## GOAL
All of the data should be output character for character, except the pictures.

## SUPPLIED ENTRIES
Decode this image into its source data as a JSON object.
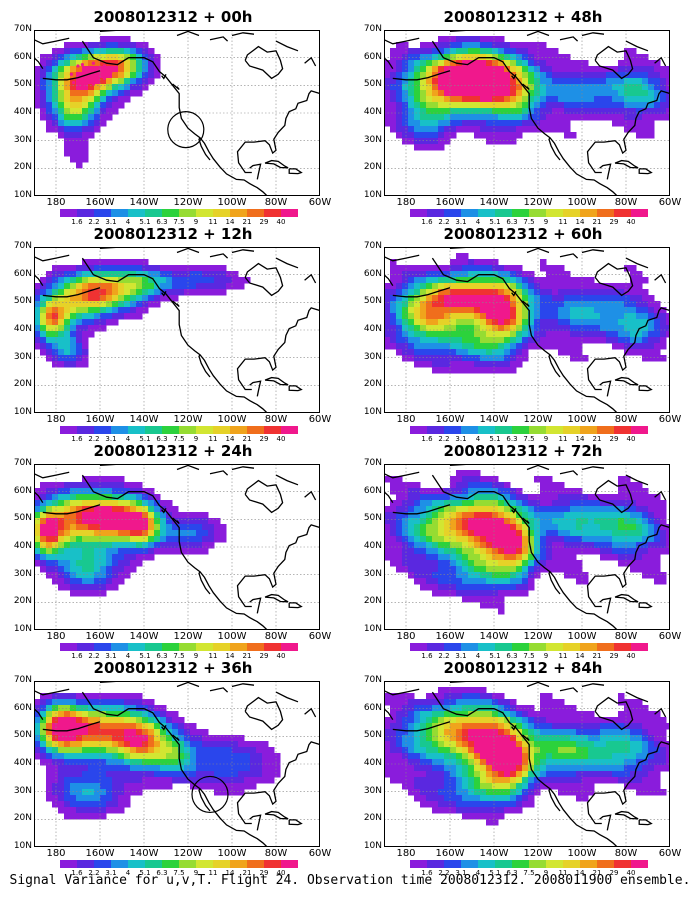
{
  "panels": [
    {
      "title": "2008012312 + 00h"
    },
    {
      "title": "2008012312 + 48h"
    },
    {
      "title": "2008012312 + 12h"
    },
    {
      "title": "2008012312 + 60h"
    },
    {
      "title": "2008012312 + 24h"
    },
    {
      "title": "2008012312 + 72h"
    },
    {
      "title": "2008012312 + 36h"
    },
    {
      "title": "2008012312 + 84h"
    }
  ],
  "y_ticks": [
    "70N",
    "60N",
    "50N",
    "40N",
    "30N",
    "20N",
    "10N"
  ],
  "x_ticks": [
    "180",
    "160W",
    "140W",
    "120W",
    "100W",
    "80W",
    "60W"
  ],
  "colorbar_labels": [
    "1.6",
    "2.2",
    "3.1",
    "4",
    "5.1",
    "6.3",
    "7.5",
    "9",
    "11",
    "14",
    "21",
    "29",
    "40"
  ],
  "colorbar_colors": [
    "#8a1cdc",
    "#5a28e0",
    "#2a46ec",
    "#1e90e6",
    "#18c0c8",
    "#18c890",
    "#2cd23c",
    "#96dc32",
    "#d2e632",
    "#e6d228",
    "#f0a41c",
    "#f06e1c",
    "#f03232",
    "#f0188c"
  ],
  "caption": "Signal Variance for u,v,T. Flight 24. Observation time 2008012312. 2008011900 ensemble."
}
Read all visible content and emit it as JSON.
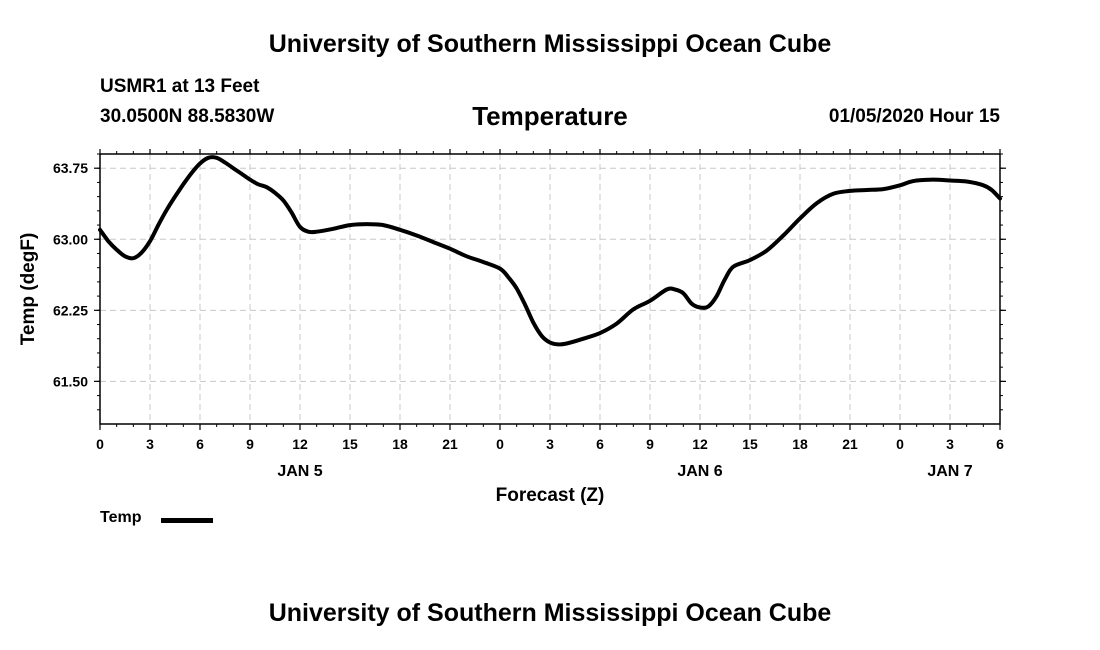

## ANSWER TO THE PROBLEM
Decode this image into its source data as a JSON object.
{
  "panels": [
    {
      "title": "2008012312 + 00h"
    },
    {
      "title": "2008012312 + 48h"
    },
    {
      "title": "2008012312 + 12h"
    },
    {
      "title": "2008012312 + 60h"
    },
    {
      "title": "2008012312 + 24h"
    },
    {
      "title": "2008012312 + 72h"
    },
    {
      "title": "2008012312 + 36h"
    },
    {
      "title": "2008012312 + 84h"
    }
  ],
  "y_ticks": [
    "70N",
    "60N",
    "50N",
    "40N",
    "30N",
    "20N",
    "10N"
  ],
  "x_ticks": [
    "180",
    "160W",
    "140W",
    "120W",
    "100W",
    "80W",
    "60W"
  ],
  "colorbar_labels": [
    "1.6",
    "2.2",
    "3.1",
    "4",
    "5.1",
    "6.3",
    "7.5",
    "9",
    "11",
    "14",
    "21",
    "29",
    "40"
  ],
  "colorbar_colors": [
    "#8a1cdc",
    "#5a28e0",
    "#2a46ec",
    "#1e90e6",
    "#18c0c8",
    "#18c890",
    "#2cd23c",
    "#96dc32",
    "#d2e632",
    "#e6d228",
    "#f0a41c",
    "#f06e1c",
    "#f03232",
    "#f0188c"
  ],
  "caption": "Signal Variance for u,v,T. Flight 24. Observation time 2008012312. 2008011900 ensemble."
}
Read all visible content and emit it as JSON.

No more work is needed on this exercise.